--- Begin Stored rows ---

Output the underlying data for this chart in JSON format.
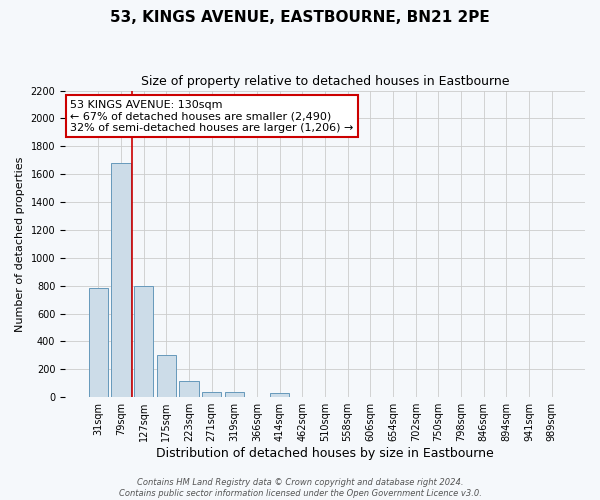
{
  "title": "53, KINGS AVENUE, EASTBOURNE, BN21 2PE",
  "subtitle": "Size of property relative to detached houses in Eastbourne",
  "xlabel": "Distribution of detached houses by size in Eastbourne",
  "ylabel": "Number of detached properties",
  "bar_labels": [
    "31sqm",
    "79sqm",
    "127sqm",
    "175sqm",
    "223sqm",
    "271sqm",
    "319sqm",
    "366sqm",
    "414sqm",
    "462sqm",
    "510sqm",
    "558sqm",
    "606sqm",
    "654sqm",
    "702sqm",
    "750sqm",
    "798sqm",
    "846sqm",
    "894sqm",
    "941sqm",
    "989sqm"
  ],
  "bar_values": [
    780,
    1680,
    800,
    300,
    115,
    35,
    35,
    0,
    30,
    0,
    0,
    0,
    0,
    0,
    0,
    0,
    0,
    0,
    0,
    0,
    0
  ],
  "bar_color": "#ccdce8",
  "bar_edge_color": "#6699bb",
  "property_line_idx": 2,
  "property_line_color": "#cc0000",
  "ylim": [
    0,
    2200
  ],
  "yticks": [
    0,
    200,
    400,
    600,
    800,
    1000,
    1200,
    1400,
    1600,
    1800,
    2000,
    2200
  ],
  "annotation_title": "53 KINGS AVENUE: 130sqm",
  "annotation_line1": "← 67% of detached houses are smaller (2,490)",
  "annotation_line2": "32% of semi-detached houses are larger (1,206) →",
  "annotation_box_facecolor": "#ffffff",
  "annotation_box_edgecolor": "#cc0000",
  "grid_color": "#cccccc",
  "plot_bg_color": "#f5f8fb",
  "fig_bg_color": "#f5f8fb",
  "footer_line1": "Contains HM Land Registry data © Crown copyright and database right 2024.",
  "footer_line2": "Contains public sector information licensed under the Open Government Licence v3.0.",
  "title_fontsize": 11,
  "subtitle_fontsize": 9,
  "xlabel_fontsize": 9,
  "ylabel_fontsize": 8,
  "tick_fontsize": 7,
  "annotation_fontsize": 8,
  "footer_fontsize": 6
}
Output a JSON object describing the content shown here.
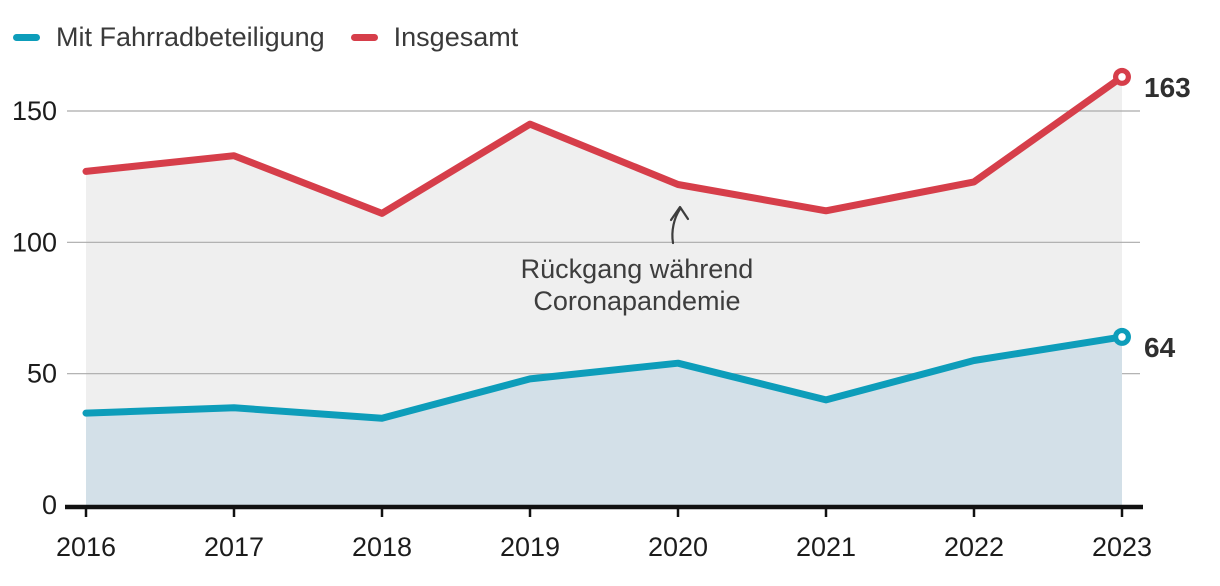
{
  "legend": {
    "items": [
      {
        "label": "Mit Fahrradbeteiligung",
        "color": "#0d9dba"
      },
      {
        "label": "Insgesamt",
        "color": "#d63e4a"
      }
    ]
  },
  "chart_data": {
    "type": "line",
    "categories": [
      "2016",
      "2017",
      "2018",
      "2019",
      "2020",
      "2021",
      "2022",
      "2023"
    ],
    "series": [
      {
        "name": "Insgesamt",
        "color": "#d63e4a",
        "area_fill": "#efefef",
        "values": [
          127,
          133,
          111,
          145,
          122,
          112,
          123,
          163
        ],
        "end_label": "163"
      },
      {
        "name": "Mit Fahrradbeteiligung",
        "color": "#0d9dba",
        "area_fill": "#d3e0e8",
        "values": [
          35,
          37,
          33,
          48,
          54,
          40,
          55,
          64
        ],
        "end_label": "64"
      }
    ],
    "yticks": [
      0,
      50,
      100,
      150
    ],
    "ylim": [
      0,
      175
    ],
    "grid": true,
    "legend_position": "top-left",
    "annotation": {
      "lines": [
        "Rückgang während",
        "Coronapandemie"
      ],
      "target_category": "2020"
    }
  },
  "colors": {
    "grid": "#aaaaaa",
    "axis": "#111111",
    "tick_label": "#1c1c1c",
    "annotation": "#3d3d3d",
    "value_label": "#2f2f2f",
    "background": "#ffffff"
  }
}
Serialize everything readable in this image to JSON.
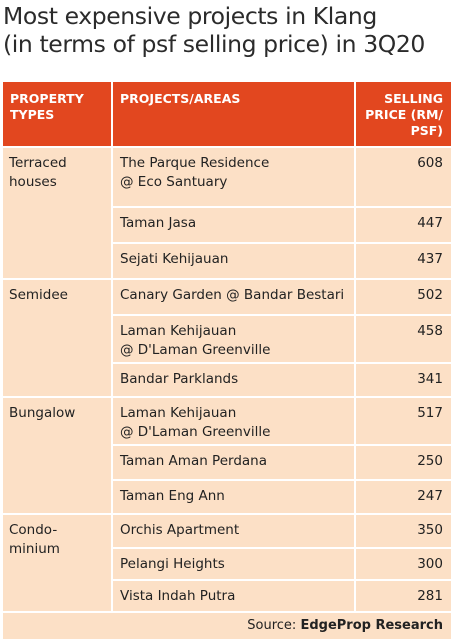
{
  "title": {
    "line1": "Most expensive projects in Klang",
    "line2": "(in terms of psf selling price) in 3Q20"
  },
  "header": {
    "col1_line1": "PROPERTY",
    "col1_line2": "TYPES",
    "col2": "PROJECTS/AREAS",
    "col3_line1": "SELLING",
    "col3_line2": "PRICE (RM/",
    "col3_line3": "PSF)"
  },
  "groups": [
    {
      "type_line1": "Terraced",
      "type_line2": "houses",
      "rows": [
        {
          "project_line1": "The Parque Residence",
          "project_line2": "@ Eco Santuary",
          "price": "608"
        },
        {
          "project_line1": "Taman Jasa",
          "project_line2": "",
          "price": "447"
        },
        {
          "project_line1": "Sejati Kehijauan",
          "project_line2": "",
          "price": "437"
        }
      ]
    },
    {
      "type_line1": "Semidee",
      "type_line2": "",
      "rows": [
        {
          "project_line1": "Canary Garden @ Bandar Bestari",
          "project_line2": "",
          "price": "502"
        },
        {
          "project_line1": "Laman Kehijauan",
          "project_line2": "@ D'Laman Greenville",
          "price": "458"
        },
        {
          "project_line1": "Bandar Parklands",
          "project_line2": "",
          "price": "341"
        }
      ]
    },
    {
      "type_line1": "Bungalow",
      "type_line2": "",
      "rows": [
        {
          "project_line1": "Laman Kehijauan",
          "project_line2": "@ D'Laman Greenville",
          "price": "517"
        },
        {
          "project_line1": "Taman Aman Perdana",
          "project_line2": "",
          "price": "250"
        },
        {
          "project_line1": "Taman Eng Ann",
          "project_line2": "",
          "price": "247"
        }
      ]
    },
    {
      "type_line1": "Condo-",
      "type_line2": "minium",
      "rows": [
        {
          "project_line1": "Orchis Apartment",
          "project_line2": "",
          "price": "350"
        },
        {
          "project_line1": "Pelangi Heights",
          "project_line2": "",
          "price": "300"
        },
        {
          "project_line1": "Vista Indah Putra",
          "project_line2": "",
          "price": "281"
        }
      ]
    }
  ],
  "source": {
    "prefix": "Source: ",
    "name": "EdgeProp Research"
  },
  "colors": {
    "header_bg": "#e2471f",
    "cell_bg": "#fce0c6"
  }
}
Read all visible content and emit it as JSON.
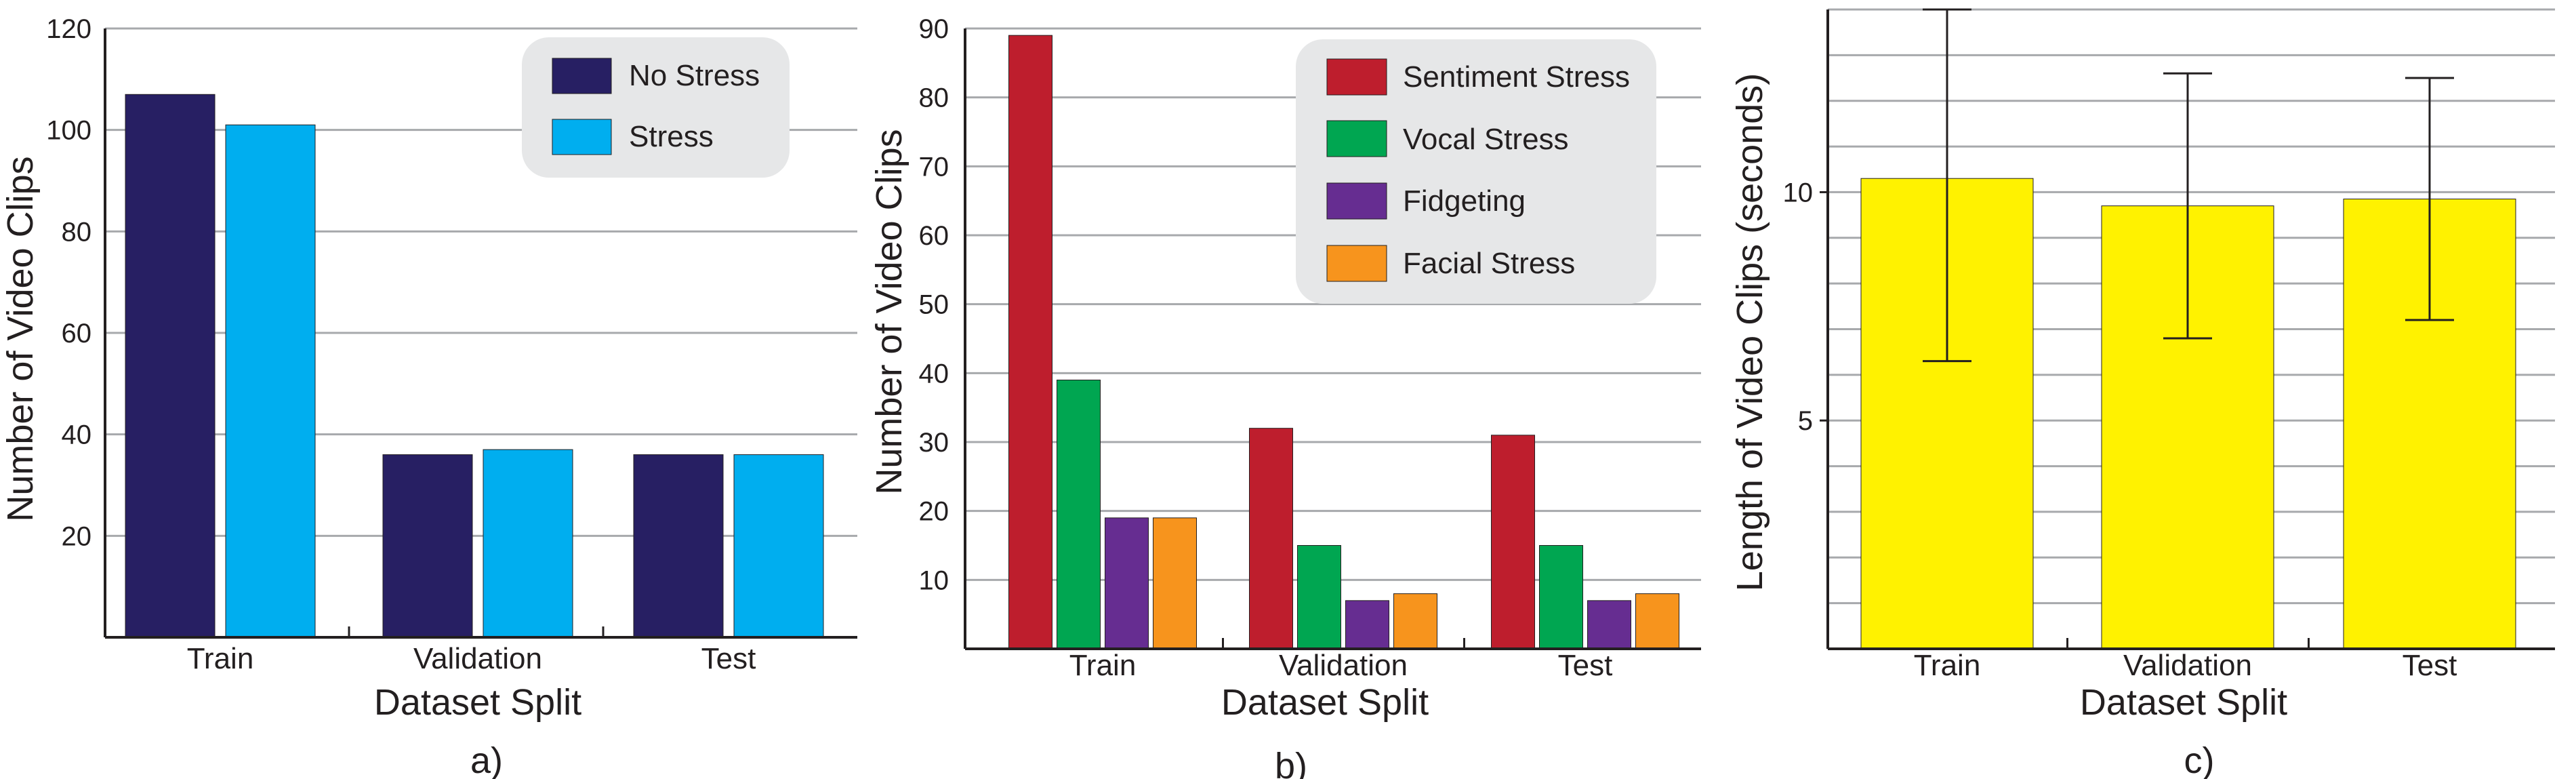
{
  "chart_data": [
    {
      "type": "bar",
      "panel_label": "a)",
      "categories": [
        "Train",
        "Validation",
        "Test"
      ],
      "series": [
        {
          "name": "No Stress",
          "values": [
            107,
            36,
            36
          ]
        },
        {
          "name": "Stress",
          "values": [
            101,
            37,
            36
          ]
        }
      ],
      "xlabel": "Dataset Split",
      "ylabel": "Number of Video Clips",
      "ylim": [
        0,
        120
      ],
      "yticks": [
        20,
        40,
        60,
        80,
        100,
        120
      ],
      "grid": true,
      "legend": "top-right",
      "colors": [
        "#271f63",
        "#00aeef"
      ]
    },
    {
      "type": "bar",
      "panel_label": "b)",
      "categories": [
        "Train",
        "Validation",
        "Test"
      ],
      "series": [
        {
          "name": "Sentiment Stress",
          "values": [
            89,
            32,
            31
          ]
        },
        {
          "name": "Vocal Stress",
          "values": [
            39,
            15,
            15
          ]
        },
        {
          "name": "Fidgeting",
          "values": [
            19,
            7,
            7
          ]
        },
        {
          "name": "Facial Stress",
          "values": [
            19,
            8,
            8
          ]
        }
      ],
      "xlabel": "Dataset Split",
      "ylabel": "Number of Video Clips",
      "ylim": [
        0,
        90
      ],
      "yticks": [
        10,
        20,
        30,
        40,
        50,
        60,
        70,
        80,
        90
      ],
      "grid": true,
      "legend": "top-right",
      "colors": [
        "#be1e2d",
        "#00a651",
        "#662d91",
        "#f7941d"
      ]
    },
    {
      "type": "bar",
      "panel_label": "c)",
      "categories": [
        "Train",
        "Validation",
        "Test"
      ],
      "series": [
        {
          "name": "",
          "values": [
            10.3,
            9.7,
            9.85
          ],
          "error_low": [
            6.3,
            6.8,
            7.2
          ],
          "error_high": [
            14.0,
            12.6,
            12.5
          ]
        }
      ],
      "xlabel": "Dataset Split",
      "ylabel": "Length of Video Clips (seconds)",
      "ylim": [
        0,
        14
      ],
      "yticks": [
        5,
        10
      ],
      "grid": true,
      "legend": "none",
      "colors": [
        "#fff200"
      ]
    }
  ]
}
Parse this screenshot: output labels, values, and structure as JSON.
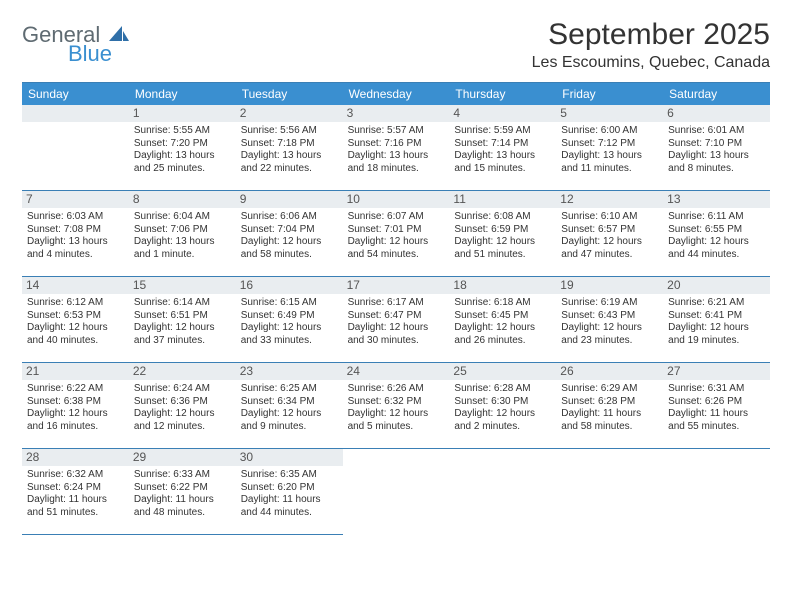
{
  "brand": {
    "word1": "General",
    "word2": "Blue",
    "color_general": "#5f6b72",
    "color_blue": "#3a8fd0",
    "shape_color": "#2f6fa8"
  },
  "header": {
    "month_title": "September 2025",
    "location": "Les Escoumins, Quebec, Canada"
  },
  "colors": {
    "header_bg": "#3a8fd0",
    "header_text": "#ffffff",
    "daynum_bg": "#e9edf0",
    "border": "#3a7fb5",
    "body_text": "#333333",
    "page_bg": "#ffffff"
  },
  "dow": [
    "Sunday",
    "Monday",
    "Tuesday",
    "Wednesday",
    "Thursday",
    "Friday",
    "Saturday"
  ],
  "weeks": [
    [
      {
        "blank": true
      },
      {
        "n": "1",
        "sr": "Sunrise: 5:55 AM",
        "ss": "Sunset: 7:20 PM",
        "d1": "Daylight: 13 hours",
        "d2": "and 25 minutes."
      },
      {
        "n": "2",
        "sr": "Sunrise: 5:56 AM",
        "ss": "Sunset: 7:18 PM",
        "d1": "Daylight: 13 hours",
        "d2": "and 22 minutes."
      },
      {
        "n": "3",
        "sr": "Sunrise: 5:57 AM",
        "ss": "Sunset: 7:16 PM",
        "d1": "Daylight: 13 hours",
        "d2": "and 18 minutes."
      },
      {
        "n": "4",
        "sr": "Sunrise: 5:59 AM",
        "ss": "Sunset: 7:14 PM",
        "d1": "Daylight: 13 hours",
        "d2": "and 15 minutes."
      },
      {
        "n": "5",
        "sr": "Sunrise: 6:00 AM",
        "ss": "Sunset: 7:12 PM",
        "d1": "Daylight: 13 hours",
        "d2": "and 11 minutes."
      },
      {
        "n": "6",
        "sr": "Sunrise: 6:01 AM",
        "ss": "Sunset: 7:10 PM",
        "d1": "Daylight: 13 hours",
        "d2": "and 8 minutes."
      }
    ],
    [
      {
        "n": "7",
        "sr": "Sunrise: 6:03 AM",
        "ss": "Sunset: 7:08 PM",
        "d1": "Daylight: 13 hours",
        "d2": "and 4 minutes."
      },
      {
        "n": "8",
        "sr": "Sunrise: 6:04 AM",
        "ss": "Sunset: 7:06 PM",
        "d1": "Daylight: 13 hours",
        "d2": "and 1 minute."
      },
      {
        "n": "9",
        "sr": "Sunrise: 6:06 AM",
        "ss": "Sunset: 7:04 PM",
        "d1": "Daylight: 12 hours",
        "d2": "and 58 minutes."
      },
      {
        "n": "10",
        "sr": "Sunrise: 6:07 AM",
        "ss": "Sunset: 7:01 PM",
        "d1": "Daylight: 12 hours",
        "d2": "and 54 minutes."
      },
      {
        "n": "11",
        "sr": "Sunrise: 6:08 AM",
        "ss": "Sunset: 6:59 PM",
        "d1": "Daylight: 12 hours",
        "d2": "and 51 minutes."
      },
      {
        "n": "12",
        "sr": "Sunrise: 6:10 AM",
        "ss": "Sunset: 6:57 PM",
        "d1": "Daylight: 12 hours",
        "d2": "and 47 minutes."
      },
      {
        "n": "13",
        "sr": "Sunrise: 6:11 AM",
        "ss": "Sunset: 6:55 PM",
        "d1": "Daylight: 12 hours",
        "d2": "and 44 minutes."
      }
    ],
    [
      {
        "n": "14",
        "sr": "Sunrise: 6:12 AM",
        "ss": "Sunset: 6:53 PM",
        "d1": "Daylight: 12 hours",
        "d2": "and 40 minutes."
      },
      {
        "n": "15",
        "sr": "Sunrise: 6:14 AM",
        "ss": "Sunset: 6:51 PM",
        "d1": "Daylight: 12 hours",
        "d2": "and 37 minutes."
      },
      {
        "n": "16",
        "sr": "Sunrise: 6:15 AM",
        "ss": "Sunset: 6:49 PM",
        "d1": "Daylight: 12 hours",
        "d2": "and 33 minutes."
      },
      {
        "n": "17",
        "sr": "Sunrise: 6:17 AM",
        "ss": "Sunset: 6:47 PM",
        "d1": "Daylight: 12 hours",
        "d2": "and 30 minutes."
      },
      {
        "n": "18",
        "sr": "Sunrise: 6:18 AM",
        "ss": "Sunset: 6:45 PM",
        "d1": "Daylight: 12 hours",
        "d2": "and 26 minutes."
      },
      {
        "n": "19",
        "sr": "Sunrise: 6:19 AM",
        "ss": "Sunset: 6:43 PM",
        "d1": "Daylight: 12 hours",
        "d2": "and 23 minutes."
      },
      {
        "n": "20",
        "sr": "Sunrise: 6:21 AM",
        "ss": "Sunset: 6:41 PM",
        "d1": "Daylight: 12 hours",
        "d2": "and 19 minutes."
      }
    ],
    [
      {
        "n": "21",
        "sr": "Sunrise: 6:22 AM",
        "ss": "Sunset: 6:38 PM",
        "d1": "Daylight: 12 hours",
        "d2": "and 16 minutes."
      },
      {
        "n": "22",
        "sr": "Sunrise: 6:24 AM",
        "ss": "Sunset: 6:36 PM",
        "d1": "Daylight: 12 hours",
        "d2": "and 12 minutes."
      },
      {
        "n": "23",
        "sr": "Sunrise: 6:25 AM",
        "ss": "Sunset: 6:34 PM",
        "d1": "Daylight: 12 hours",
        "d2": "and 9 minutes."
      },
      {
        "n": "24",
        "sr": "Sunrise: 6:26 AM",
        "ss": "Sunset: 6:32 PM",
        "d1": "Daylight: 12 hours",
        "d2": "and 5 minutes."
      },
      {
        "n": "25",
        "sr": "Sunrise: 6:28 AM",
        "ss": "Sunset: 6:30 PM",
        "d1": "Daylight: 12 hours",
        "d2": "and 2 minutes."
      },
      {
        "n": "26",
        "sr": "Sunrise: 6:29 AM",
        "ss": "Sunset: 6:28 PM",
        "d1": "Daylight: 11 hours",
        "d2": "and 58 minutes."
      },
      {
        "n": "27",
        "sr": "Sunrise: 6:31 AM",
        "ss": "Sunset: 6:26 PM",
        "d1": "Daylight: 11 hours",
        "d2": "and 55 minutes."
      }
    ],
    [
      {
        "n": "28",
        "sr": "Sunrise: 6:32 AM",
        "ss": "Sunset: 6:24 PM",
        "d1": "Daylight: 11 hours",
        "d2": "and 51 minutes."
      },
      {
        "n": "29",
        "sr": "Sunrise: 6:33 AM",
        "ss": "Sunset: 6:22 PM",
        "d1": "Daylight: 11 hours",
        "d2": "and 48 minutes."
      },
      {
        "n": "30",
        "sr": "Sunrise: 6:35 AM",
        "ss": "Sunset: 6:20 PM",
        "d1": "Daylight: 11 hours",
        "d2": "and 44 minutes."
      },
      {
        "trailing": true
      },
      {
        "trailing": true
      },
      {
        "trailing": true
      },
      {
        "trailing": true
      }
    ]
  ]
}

--- End Stored rows ---

▶ **Your objective**: Pick out all lines from the data above in which the word "AVENUE" appears.

▶ **Result below**:
  "title": "53, KINGS AVENUE, EASTBOURNE, BN21 2PE",
  "annotation_title": "53 KINGS AVENUE: 130sqm",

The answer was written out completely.